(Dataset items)

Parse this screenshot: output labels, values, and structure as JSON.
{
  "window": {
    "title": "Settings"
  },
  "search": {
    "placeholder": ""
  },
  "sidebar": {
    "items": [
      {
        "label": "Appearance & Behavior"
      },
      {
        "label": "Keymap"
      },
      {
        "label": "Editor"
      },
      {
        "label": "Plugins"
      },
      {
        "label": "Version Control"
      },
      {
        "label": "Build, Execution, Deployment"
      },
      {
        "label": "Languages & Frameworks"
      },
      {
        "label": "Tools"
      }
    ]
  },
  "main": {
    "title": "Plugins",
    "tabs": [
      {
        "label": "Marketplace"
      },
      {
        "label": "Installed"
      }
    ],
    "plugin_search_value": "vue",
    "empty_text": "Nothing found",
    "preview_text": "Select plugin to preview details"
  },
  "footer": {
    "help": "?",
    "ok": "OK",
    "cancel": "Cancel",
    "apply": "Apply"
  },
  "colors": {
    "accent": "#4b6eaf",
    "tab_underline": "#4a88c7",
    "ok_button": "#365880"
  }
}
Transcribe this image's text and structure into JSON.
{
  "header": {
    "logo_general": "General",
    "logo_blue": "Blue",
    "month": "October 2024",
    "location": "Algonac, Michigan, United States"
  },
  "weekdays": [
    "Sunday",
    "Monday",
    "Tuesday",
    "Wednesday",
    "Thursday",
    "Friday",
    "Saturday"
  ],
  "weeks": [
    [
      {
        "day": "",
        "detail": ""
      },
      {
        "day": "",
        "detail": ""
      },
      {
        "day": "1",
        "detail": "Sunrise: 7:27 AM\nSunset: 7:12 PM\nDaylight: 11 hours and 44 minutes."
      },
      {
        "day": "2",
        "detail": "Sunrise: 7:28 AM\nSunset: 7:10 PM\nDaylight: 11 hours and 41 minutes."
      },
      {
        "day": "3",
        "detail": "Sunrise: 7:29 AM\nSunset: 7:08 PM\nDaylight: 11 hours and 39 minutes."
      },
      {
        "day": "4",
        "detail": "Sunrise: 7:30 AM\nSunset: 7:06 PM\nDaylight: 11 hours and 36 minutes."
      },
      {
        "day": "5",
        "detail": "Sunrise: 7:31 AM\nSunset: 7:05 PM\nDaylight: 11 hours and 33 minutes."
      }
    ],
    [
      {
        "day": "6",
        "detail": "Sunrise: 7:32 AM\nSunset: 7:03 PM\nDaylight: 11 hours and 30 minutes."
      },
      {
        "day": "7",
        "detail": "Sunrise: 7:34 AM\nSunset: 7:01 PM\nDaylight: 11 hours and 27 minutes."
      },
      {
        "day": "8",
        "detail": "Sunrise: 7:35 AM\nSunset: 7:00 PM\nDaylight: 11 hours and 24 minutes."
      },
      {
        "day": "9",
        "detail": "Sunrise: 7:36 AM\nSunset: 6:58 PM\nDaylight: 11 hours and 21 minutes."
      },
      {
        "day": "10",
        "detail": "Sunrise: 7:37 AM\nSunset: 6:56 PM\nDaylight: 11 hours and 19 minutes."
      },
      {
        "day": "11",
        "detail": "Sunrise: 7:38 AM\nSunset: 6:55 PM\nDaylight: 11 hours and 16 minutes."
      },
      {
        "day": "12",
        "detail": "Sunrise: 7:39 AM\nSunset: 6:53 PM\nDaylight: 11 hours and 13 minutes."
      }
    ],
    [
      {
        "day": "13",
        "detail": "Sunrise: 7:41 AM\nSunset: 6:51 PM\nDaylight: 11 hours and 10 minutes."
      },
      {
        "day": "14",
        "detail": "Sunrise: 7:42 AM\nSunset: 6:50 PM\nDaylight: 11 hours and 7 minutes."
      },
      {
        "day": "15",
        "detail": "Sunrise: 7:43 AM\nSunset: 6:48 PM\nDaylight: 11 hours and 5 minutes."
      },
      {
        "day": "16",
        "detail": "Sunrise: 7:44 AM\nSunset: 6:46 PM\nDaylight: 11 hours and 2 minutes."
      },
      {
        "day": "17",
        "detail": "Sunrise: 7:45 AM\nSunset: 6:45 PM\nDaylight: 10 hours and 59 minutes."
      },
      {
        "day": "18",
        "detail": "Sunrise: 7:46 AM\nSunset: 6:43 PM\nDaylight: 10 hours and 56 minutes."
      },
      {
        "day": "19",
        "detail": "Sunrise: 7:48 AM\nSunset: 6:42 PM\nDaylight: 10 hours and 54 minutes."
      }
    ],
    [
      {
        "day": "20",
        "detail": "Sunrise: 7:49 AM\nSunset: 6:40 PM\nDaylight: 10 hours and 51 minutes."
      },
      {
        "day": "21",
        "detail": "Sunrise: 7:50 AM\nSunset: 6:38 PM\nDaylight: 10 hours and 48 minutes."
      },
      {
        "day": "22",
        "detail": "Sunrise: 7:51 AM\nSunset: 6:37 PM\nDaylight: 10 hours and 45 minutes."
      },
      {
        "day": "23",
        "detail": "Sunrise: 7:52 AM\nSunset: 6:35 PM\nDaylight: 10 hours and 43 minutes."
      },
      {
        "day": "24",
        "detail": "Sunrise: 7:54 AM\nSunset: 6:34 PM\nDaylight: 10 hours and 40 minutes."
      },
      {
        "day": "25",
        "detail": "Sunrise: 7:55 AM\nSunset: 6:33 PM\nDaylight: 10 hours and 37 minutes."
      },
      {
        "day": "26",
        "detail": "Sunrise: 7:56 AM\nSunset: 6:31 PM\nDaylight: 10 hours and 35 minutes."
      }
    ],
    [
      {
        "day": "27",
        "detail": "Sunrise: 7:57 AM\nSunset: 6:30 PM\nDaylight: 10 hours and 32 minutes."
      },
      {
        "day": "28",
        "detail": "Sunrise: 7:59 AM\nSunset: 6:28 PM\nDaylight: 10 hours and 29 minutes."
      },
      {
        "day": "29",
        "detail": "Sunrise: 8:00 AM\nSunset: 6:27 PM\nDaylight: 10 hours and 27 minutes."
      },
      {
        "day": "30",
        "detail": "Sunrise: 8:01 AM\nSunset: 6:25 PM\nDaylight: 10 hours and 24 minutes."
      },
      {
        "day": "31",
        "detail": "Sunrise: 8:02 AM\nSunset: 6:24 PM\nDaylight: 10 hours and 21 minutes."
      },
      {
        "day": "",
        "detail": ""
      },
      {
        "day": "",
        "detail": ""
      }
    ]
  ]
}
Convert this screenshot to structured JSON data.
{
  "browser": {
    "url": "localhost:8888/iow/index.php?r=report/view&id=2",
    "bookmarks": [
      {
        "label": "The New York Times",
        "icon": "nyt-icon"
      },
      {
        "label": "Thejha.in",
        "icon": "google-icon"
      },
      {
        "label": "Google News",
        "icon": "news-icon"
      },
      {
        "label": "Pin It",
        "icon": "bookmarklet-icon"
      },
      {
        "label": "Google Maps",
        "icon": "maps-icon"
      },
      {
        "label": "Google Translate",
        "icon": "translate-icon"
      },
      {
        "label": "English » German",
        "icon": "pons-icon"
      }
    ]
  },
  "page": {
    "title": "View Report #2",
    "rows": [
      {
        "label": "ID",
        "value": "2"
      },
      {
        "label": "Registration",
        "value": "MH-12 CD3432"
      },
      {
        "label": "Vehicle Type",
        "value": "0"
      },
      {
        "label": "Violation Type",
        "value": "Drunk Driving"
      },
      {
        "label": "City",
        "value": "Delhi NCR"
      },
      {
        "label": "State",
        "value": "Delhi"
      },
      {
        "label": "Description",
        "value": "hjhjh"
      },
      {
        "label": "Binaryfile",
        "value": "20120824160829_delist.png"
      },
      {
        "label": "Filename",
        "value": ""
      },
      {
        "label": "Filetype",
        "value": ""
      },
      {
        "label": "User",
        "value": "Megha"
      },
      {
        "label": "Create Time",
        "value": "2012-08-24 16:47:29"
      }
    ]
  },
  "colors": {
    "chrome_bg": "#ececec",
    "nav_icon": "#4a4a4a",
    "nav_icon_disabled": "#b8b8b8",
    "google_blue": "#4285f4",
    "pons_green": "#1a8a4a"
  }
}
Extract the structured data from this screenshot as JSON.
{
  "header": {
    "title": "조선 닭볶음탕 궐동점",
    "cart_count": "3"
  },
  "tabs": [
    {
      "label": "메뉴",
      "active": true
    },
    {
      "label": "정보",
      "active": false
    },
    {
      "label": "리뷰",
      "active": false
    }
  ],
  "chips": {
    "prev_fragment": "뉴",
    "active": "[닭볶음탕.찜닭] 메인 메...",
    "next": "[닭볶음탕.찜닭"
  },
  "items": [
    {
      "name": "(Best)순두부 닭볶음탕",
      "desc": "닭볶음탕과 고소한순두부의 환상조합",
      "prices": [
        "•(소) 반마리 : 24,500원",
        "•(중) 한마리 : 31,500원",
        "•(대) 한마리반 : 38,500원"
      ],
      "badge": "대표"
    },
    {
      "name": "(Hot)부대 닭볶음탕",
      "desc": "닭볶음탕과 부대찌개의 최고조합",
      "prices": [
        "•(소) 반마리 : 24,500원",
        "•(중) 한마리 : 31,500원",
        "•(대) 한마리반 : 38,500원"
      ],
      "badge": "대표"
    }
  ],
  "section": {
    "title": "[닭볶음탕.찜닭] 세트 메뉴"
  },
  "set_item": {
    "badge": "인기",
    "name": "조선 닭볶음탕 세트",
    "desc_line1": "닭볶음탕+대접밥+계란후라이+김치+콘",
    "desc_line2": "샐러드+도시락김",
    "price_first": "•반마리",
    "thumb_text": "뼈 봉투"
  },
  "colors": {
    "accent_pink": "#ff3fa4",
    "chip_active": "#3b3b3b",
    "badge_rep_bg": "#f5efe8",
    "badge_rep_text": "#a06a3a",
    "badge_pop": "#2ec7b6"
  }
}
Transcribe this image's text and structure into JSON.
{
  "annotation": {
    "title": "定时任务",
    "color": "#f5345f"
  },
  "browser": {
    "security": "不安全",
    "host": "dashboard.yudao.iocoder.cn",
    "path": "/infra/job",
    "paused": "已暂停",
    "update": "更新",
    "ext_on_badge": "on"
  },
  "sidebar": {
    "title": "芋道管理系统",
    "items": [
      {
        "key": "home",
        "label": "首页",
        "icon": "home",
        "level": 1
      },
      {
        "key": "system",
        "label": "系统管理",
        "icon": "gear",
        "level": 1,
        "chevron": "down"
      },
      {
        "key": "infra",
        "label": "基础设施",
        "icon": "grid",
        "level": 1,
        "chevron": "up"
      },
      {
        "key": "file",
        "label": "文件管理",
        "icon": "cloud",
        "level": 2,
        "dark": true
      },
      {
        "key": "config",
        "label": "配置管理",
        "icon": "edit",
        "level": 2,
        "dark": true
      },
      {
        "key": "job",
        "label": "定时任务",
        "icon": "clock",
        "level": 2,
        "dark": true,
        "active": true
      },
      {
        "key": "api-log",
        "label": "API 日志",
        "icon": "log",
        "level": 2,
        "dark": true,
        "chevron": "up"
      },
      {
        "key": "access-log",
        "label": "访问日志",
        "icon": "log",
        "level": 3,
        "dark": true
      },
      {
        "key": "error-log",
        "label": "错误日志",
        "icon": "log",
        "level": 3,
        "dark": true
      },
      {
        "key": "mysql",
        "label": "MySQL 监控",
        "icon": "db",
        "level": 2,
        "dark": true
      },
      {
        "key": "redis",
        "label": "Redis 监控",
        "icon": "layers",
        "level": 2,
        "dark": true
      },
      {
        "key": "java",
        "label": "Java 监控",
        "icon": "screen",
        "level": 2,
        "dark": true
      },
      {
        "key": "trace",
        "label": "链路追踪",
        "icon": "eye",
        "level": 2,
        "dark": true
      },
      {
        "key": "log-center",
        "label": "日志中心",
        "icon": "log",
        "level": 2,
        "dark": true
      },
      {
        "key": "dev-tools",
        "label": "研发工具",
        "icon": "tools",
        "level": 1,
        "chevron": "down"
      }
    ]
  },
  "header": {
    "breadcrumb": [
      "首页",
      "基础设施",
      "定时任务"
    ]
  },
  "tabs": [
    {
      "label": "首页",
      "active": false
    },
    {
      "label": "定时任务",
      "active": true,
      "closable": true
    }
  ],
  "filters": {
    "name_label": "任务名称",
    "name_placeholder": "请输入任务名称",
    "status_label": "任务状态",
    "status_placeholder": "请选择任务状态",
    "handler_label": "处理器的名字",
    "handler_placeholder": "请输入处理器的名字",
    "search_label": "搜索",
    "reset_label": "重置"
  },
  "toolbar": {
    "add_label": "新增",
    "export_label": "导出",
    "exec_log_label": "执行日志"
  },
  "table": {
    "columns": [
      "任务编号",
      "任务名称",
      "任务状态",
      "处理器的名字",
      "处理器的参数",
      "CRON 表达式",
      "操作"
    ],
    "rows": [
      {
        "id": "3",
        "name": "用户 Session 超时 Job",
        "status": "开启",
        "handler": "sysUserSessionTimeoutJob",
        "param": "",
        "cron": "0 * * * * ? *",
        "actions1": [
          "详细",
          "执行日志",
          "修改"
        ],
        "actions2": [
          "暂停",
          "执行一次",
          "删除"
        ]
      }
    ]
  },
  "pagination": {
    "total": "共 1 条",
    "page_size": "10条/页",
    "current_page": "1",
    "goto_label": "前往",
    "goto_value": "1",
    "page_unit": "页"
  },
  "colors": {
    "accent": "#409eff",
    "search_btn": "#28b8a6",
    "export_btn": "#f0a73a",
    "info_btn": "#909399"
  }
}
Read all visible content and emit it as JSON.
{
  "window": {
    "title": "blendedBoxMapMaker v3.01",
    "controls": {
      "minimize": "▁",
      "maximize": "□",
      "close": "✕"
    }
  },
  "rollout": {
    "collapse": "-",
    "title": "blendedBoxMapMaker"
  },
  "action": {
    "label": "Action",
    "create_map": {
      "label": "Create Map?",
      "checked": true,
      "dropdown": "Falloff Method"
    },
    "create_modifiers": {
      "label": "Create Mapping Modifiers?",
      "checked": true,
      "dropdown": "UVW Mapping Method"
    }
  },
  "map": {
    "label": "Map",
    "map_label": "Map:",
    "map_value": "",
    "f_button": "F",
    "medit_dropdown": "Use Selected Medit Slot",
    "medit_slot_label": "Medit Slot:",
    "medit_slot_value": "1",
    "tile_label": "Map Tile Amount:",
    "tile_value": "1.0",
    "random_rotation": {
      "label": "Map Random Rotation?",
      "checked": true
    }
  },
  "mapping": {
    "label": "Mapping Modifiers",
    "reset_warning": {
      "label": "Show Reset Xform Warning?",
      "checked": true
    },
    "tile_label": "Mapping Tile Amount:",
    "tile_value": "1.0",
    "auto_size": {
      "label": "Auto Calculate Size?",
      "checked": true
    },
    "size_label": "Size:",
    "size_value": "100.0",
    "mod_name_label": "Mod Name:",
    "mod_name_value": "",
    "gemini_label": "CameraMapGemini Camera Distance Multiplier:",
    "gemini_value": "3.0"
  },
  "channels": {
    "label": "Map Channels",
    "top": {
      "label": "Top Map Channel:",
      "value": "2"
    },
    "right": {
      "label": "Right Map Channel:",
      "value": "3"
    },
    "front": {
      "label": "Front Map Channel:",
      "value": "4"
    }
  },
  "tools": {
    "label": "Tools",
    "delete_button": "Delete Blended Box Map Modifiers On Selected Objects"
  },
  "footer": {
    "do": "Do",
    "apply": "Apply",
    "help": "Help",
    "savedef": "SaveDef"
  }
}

_THE TASK_. Pick each line holding the word "Amount" out of the listing.

_RESULT OF THIS TASK_.
    "tile_label": "Map Tile Amount:",
    "tile_label": "Mapping Tile Amount:",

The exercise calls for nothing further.